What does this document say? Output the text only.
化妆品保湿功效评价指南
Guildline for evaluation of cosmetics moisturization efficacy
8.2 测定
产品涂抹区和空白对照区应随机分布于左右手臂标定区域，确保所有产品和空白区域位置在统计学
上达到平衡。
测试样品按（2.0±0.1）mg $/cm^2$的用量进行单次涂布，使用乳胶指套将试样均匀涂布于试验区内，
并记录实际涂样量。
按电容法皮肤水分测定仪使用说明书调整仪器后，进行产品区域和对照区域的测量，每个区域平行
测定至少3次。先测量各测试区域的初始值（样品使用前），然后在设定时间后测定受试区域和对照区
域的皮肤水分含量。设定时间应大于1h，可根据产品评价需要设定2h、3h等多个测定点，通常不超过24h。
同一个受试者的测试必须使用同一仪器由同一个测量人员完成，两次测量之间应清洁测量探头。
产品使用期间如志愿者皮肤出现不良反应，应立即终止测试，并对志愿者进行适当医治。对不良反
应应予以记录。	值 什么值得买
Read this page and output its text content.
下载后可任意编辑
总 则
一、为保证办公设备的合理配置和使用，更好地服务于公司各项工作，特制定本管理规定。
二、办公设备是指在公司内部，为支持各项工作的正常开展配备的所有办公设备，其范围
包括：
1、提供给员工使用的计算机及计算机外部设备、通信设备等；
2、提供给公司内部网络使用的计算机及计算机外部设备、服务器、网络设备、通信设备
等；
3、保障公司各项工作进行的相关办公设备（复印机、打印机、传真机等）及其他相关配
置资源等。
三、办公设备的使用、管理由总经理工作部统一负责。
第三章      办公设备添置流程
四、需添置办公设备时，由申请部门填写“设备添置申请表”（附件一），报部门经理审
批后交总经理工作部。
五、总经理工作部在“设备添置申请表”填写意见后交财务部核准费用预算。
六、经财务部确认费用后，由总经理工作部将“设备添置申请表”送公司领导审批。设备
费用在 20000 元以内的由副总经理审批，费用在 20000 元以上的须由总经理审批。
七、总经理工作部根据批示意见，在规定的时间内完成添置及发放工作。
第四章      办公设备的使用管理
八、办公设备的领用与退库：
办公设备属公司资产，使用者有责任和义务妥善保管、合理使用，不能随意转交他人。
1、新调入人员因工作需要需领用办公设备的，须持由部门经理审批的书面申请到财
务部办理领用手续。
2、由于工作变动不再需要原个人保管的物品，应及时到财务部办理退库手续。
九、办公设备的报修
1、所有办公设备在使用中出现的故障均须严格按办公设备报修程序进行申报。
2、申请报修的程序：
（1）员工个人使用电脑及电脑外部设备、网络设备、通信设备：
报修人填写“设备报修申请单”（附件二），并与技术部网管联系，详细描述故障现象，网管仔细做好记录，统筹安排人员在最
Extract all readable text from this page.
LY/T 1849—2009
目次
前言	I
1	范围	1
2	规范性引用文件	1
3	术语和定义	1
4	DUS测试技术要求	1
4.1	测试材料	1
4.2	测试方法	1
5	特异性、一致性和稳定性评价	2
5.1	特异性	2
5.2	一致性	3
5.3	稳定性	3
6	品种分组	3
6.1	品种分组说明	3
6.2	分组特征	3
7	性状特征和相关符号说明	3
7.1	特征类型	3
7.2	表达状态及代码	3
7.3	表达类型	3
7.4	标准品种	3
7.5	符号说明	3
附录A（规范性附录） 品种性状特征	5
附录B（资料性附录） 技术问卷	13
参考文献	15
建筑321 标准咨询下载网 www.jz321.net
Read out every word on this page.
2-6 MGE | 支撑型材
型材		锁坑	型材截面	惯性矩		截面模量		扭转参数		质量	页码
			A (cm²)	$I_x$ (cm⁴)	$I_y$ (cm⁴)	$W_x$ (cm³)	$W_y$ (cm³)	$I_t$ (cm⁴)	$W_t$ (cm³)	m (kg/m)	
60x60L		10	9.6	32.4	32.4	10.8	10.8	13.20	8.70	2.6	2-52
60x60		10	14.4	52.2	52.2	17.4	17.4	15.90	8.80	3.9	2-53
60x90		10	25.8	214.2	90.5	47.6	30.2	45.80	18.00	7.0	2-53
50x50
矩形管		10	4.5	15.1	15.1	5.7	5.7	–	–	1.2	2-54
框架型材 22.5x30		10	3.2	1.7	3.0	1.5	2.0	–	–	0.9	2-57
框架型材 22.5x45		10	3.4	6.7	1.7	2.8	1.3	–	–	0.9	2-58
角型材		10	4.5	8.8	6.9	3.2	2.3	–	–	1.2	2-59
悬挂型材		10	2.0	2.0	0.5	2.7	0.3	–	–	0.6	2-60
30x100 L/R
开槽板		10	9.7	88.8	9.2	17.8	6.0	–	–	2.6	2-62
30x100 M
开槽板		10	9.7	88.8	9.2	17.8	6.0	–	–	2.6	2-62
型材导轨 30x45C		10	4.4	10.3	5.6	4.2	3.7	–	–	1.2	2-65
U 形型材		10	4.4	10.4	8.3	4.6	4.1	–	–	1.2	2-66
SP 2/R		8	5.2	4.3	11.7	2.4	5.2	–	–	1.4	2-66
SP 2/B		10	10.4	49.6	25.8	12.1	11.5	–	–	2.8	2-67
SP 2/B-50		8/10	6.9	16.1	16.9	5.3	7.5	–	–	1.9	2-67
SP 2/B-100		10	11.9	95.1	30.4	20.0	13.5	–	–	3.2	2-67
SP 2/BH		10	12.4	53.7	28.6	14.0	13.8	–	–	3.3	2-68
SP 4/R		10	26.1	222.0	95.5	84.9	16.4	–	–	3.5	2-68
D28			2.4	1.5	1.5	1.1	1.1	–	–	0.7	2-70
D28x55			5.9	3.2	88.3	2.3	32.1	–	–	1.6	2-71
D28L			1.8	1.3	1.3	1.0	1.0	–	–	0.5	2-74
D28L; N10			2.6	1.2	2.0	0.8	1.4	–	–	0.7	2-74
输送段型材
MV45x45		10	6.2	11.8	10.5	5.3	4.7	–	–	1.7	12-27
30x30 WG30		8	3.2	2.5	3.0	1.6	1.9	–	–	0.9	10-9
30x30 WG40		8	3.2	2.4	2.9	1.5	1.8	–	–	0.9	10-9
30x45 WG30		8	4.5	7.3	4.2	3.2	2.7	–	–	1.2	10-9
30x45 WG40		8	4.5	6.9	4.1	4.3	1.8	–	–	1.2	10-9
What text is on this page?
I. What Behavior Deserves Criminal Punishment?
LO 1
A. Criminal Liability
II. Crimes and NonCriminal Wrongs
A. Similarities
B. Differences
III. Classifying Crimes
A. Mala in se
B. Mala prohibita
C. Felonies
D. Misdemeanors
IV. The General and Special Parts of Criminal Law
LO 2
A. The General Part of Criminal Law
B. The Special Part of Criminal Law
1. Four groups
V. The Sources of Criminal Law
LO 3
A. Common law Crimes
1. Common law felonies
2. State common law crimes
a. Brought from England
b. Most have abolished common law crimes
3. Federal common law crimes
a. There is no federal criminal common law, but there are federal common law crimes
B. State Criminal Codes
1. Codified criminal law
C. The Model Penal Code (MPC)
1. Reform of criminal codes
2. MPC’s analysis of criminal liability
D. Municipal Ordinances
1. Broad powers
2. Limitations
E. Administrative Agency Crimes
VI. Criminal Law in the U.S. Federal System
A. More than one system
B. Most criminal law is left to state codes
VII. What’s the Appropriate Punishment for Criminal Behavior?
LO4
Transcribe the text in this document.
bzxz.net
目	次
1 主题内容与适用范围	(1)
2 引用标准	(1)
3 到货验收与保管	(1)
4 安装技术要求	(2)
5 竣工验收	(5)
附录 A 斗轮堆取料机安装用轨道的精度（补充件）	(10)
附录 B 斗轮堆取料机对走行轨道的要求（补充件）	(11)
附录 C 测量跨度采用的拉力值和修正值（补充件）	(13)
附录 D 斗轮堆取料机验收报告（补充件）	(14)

============================================================

Requirement
Emit the full listing verbatim.

Expected answer
What does this document say? Output the text only.
化妆品保湿功效评价指南
Guildline for evaluation of cosmetics moisturization efficacy
8.2 测定
产品涂抹区和空白对照区应随机分布于左右手臂标定区域，确保所有产品和空白区域位置在统计学
上达到平衡。
测试样品按（2.0±0.1）mg $/cm^2$的用量进行单次涂布，使用乳胶指套将试样均匀涂布于试验区内，
并记录实际涂样量。
按电容法皮肤水分测定仪使用说明书调整仪器后，进行产品区域和对照区域的测量，每个区域平行
测定至少3次。先测量各测试区域的初始值（样品使用前），然后在设定时间后测定受试区域和对照区
域的皮肤水分含量。设定时间应大于1h，可根据产品评价需要设定2h、3h等多个测定点，通常不超过24h。
同一个受试者的测试必须使用同一仪器由同一个测量人员完成，两次测量之间应清洁测量探头。
产品使用期间如志愿者皮肤出现不良反应，应立即终止测试，并对志愿者进行适当医治。对不良反
应应予以记录。	值 什么值得买
Read this page and output its text content.
下载后可任意编辑
总 则
一、为保证办公设备的合理配置和使用，更好地服务于公司各项工作，特制定本管理规定。
二、办公设备是指在公司内部，为支持各项工作的正常开展配备的所有办公设备，其范围
包括：
1、提供给员工使用的计算机及计算机外部设备、通信设备等；
2、提供给公司内部网络使用的计算机及计算机外部设备、服务器、网络设备、通信设备
等；
3、保障公司各项工作进行的相关办公设备（复印机、打印机、传真机等）及其他相关配
置资源等。
三、办公设备的使用、管理由总经理工作部统一负责。
第三章      办公设备添置流程
四、需添置办公设备时，由申请部门填写“设备添置申请表”（附件一），报部门经理审
批后交总经理工作部。
五、总经理工作部在“设备添置申请表”填写意见后交财务部核准费用预算。
六、经财务部确认费用后，由总经理工作部将“设备添置申请表”送公司领导审批。设备
费用在 20000 元以内的由副总经理审批，费用在 20000 元以上的须由总经理审批。
七、总经理工作部根据批示意见，在规定的时间内完成添置及发放工作。
第四章      办公设备的使用管理
八、办公设备的领用与退库：
办公设备属公司资产，使用者有责任和义务妥善保管、合理使用，不能随意转交他人。
1、新调入人员因工作需要需领用办公设备的，须持由部门经理审批的书面申请到财
务部办理领用手续。
2、由于工作变动不再需要原个人保管的物品，应及时到财务部办理退库手续。
九、办公设备的报修
1、所有办公设备在使用中出现的故障均须严格按办公设备报修程序进行申报。
2、申请报修的程序：
（1）员工个人使用电脑及电脑外部设备、网络设备、通信设备：
报修人填写“设备报修申请单”（附件二），并与技术部网管联系，详细描述故障现象，网管仔细做好记录，统筹安排人员在最
Extract all readable text from this page.
LY/T 1849—2009
目次
前言	I
1	范围	1
2	规范性引用文件	1
3	术语和定义	1
4	DUS测试技术要求	1
4.1	测试材料	1
4.2	测试方法	1
5	特异性、一致性和稳定性评价	2
5.1	特异性	2
5.2	一致性	3
5.3	稳定性	3
6	品种分组	3
6.1	品种分组说明	3
6.2	分组特征	3
7	性状特征和相关符号说明	3
7.1	特征类型	3
7.2	表达状态及代码	3
7.3	表达类型	3
7.4	标准品种	3
7.5	符号说明	3
附录A（规范性附录） 品种性状特征	5
附录B（资料性附录） 技术问卷	13
参考文献	15
建筑321 标准咨询下载网 www.jz321.net
Read out every word on this page.
2-6 MGE | 支撑型材
型材		锁坑	型材截面	惯性矩		截面模量		扭转参数		质量	页码
			A (cm²)	$I_x$ (cm⁴)	$I_y$ (cm⁴)	$W_x$ (cm³)	$W_y$ (cm³)	$I_t$ (cm⁴)	$W_t$ (cm³)	m (kg/m)	
60x60L		10	9.6	32.4	32.4	10.8	10.8	13.20	8.70	2.6	2-52
60x60		10	14.4	52.2	52.2	17.4	17.4	15.90	8.80	3.9	2-53
60x90		10	25.8	214.2	90.5	47.6	30.2	45.80	18.00	7.0	2-53
50x50
矩形管		10	4.5	15.1	15.1	5.7	5.7	–	–	1.2	2-54
框架型材 22.5x30		10	3.2	1.7	3.0	1.5	2.0	–	–	0.9	2-57
框架型材 22.5x45		10	3.4	6.7	1.7	2.8	1.3	–	–	0.9	2-58
角型材		10	4.5	8.8	6.9	3.2	2.3	–	–	1.2	2-59
悬挂型材		10	2.0	2.0	0.5	2.7	0.3	–	–	0.6	2-60
30x100 L/R
开槽板		10	9.7	88.8	9.2	17.8	6.0	–	–	2.6	2-62
30x100 M
开槽板		10	9.7	88.8	9.2	17.8	6.0	–	–	2.6	2-62
型材导轨 30x45C		10	4.4	10.3	5.6	4.2	3.7	–	–	1.2	2-65
U 形型材		10	4.4	10.4	8.3	4.6	4.1	–	–	1.2	2-66
SP 2/R		8	5.2	4.3	11.7	2.4	5.2	–	–	1.4	2-66
SP 2/B		10	10.4	49.6	25.8	12.1	11.5	–	–	2.8	2-67
SP 2/B-50		8/10	6.9	16.1	16.9	5.3	7.5	–	–	1.9	2-67
SP 2/B-100		10	11.9	95.1	30.4	20.0	13.5	–	–	3.2	2-67
SP 2/BH		10	12.4	53.7	28.6	14.0	13.8	–	–	3.3	2-68
SP 4/R		10	26.1	222.0	95.5	84.9	16.4	–	–	3.5	2-68
D28			2.4	1.5	1.5	1.1	1.1	–	–	0.7	2-70
D28x55			5.9	3.2	88.3	2.3	32.1	–	–	1.6	2-71
D28L			1.8	1.3	1.3	1.0	1.0	–	–	0.5	2-74
D28L; N10			2.6	1.2	2.0	0.8	1.4	–	–	0.7	2-74
输送段型材
MV45x45		10	6.2	11.8	10.5	5.3	4.7	–	–	1.7	12-27
30x30 WG30		8	3.2	2.5	3.0	1.6	1.9	–	–	0.9	10-9
30x30 WG40		8	3.2	2.4	2.9	1.5	1.8	–	–	0.9	10-9
30x45 WG30		8	4.5	7.3	4.2	3.2	2.7	–	–	1.2	10-9
30x45 WG40		8	4.5	6.9	4.1	4.3	1.8	–	–	1.2	10-9
What text is on this page?
I. What Behavior Deserves Criminal Punishment?
LO 1
A. Criminal Liability
II. Crimes and NonCriminal Wrongs
A. Similarities
B. Differences
III. Classifying Crimes
A. Mala in se
B. Mala prohibita
C. Felonies
D. Misdemeanors
IV. The General and Special Parts of Criminal Law
LO 2
A. The General Part of Criminal Law
B. The Special Part of Criminal Law
1. Four groups
V. The Sources of Criminal Law
LO 3
A. Common law Crimes
1. Common law felonies
2. State common law crimes
a. Brought from England
b. Most have abolished common law crimes
3. Federal common law crimes
a. There is no federal criminal common law, but there are federal common law crimes
B. State Criminal Codes
1. Codified criminal law
C. The Model Penal Code (MPC)
1. Reform of criminal codes
2. MPC’s analysis of criminal liability
D. Municipal Ordinances
1. Broad powers
2. Limitations
E. Administrative Agency Crimes
VI. Criminal Law in the U.S. Federal System
A. More than one system
B. Most criminal law is left to state codes
VII. What’s the Appropriate Punishment for Criminal Behavior?
LO4
Transcribe the text in this document.
bzxz.net
目	次
1 主题内容与适用范围	(1)
2 引用标准	(1)
3 到货验收与保管	(1)
4 安装技术要求	(2)
5 竣工验收	(5)
附录 A 斗轮堆取料机安装用轨道的精度（补充件）	(10)
附录 B 斗轮堆取料机对走行轨道的要求（补充件）	(11)
附录 C 测量跨度采用的拉力值和修正值（补充件）	(13)
附录 D 斗轮堆取料机验收报告（补充件）	(14)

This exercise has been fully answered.